• [SET PROBLEM]: Copy every line of the data in which the word "name" occurs.

* BEGIN AVAILABLE DATA *

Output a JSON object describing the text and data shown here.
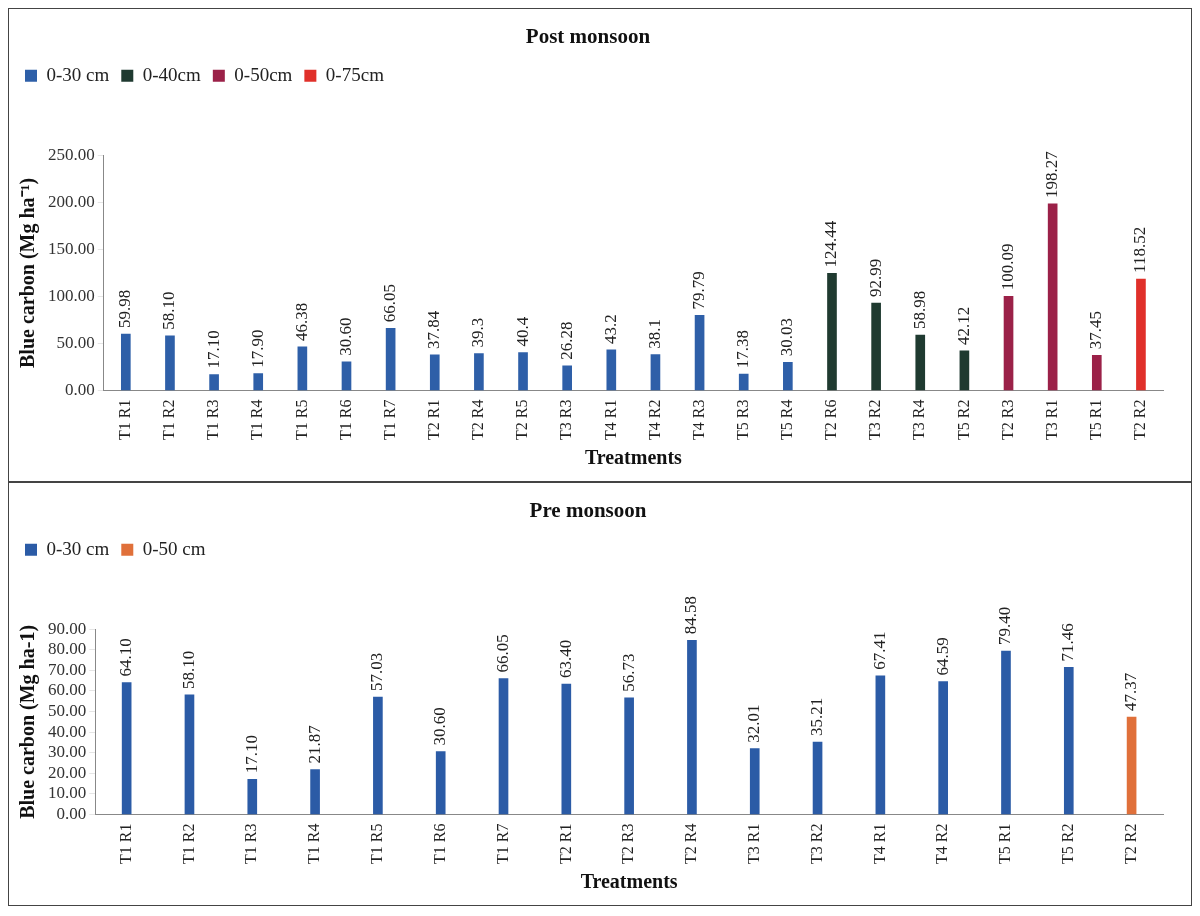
{
  "chart_data": [
    {
      "type": "bar",
      "title": "Post monsoon",
      "xlabel": "Treatments",
      "ylabel": "Blue carbon (Mg ha⁻¹)",
      "categories": [
        "T1 R1",
        "T1 R2",
        "T1 R3",
        "T1 R4",
        "T1 R5",
        "T1 R6",
        "T1 R7",
        "T2 R1",
        "T2 R4",
        "T2 R5",
        "T3 R3",
        "T4 R1",
        "T4 R2",
        "T4 R3",
        "T5 R3",
        "T5 R4",
        "T2 R6",
        "T3 R2",
        "T3 R4",
        "T5 R2",
        "T2 R3",
        "T3 R1",
        "T5 R1",
        "T2 R2"
      ],
      "series": [
        {
          "name": "0-30 cm",
          "color": "#2e5fa8",
          "values": [
            59.98,
            58.1,
            17.1,
            17.9,
            46.38,
            30.6,
            66.05,
            37.84,
            39.3,
            40.4,
            26.28,
            43.2,
            38.1,
            79.79,
            17.38,
            30.03,
            null,
            null,
            null,
            null,
            null,
            null,
            null,
            null
          ],
          "value_labels": [
            "59.98",
            "58.10",
            "17.10",
            "17.90",
            "46.38",
            "30.60",
            "66.05",
            "37.84",
            "39.3",
            "40.4",
            "26.28",
            "43.2",
            "38.1",
            "79.79",
            "17.38",
            "30.03",
            null,
            null,
            null,
            null,
            null,
            null,
            null,
            null
          ]
        },
        {
          "name": "0-40cm",
          "color": "#1f3a30",
          "values": [
            null,
            null,
            null,
            null,
            null,
            null,
            null,
            null,
            null,
            null,
            null,
            null,
            null,
            null,
            null,
            null,
            124.44,
            92.99,
            58.98,
            42.12,
            null,
            null,
            null,
            null
          ],
          "value_labels": [
            null,
            null,
            null,
            null,
            null,
            null,
            null,
            null,
            null,
            null,
            null,
            null,
            null,
            null,
            null,
            null,
            "124.44",
            "92.99",
            "58.98",
            "42.12",
            null,
            null,
            null,
            null
          ]
        },
        {
          "name": "0-50cm",
          "color": "#9b2148",
          "values": [
            null,
            null,
            null,
            null,
            null,
            null,
            null,
            null,
            null,
            null,
            null,
            null,
            null,
            null,
            null,
            null,
            null,
            null,
            null,
            null,
            100.09,
            198.27,
            37.45,
            null
          ],
          "value_labels": [
            null,
            null,
            null,
            null,
            null,
            null,
            null,
            null,
            null,
            null,
            null,
            null,
            null,
            null,
            null,
            null,
            null,
            null,
            null,
            null,
            "100.09",
            "198.27",
            "37.45",
            null
          ]
        },
        {
          "name": "0-75cm",
          "color": "#e0302a",
          "values": [
            null,
            null,
            null,
            null,
            null,
            null,
            null,
            null,
            null,
            null,
            null,
            null,
            null,
            null,
            null,
            null,
            null,
            null,
            null,
            null,
            null,
            null,
            null,
            118.52
          ],
          "value_labels": [
            null,
            null,
            null,
            null,
            null,
            null,
            null,
            null,
            null,
            null,
            null,
            null,
            null,
            null,
            null,
            null,
            null,
            null,
            null,
            null,
            null,
            null,
            null,
            "118.52"
          ]
        }
      ],
      "ylim": [
        0,
        250
      ],
      "yticks": [
        {
          "value": 0,
          "label": "0.00"
        },
        {
          "value": 50,
          "label": "50.00"
        },
        {
          "value": 100,
          "label": "100.00"
        },
        {
          "value": 150,
          "label": "150.00"
        },
        {
          "value": 200,
          "label": "200.00"
        },
        {
          "value": 250,
          "label": "250.00"
        }
      ],
      "grid": false,
      "legend": "top left"
    },
    {
      "type": "bar",
      "title": "Pre monsoon",
      "xlabel": "Treatments",
      "ylabel": "Blue carbon (Mg ha-1)",
      "categories": [
        "T1 R1",
        "T1 R2",
        "T1 R3",
        "T1 R4",
        "T1 R5",
        "T1 R6",
        "T1 R7",
        "T2 R1",
        "T2 R3",
        "T2 R4",
        "T3 R1",
        "T3 R2",
        "T4 R1",
        "T4 R2",
        "T5 R1",
        "T5 R2",
        "T2 R2"
      ],
      "series": [
        {
          "name": "0-30 cm",
          "color": "#2b5ba6",
          "values": [
            64.1,
            58.1,
            17.1,
            21.87,
            57.03,
            30.6,
            66.05,
            63.4,
            56.73,
            84.58,
            32.01,
            35.21,
            67.41,
            64.59,
            79.4,
            71.46,
            null
          ],
          "value_labels": [
            "64.10",
            "58.10",
            "17.10",
            "21.87",
            "57.03",
            "30.60",
            "66.05",
            "63.40",
            "56.73",
            "84.58",
            "32.01",
            "35.21",
            "67.41",
            "64.59",
            "79.40",
            "71.46",
            null
          ]
        },
        {
          "name": "0-50 cm",
          "color": "#e0703a",
          "values": [
            null,
            null,
            null,
            null,
            null,
            null,
            null,
            null,
            null,
            null,
            null,
            null,
            null,
            null,
            null,
            null,
            47.37
          ],
          "value_labels": [
            null,
            null,
            null,
            null,
            null,
            null,
            null,
            null,
            null,
            null,
            null,
            null,
            null,
            null,
            null,
            null,
            "47.37"
          ]
        }
      ],
      "ylim": [
        0,
        90
      ],
      "yticks": [
        {
          "value": 0,
          "label": "0.00"
        },
        {
          "value": 10,
          "label": "10.00"
        },
        {
          "value": 20,
          "label": "20.00"
        },
        {
          "value": 30,
          "label": "30.00"
        },
        {
          "value": 40,
          "label": "40.00"
        },
        {
          "value": 50,
          "label": "50.00"
        },
        {
          "value": 60,
          "label": "60.00"
        },
        {
          "value": 70,
          "label": "70.00"
        },
        {
          "value": 80,
          "label": "80.00"
        },
        {
          "value": 90,
          "label": "90.00"
        }
      ],
      "grid": false,
      "legend": "top left"
    }
  ]
}
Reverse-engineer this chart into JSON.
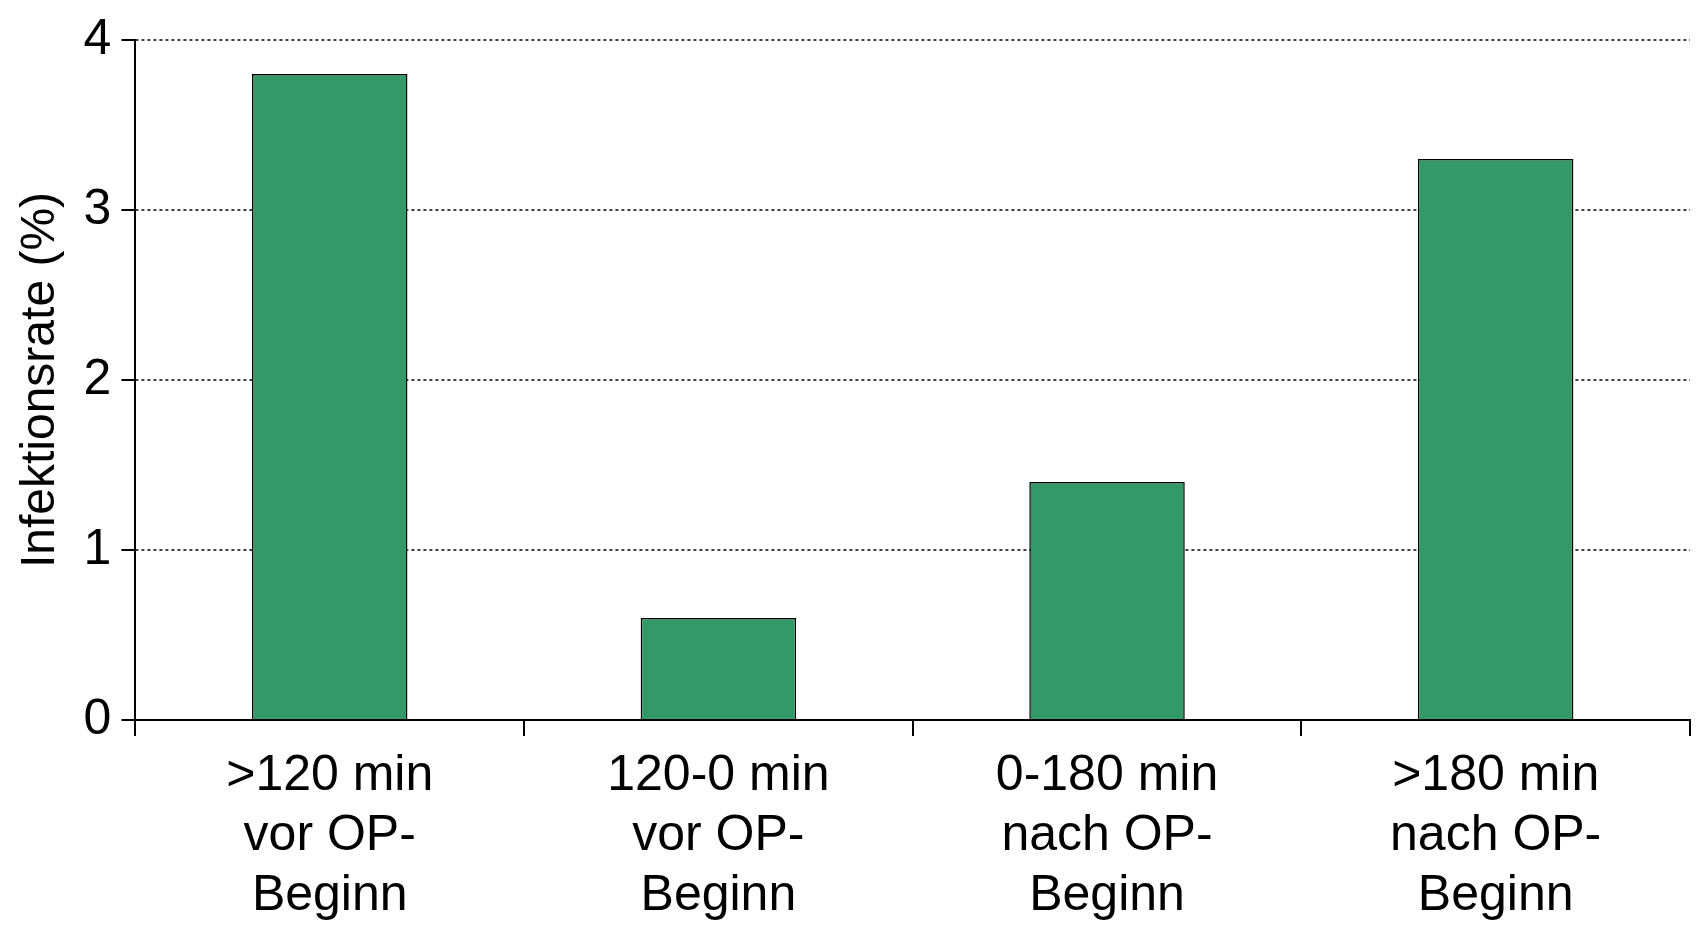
{
  "chart_data": {
    "type": "bar",
    "ylabel": "Infektionsrate (%)",
    "categories": [
      ">120 min vor OP-Beginn",
      "120-0 min vor OP-Beginn",
      "0-180 min nach OP-Beginn",
      ">180 min nach OP-Beginn"
    ],
    "values": [
      3.8,
      0.6,
      1.4,
      3.3
    ],
    "color": "#339966",
    "ylim": [
      0,
      4
    ],
    "yticks": [
      0,
      1,
      2,
      3,
      4
    ],
    "grid": "y",
    "legend": false
  }
}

* END AVAILABLE DATA *

• [EXERCISE RESULT]:
          "name": "0-30 cm",
          "name": "0-40cm",
          "name": "0-50cm",
          "name": "0-75cm",
          "name": "0-30 cm",
          "name": "0-50 cm",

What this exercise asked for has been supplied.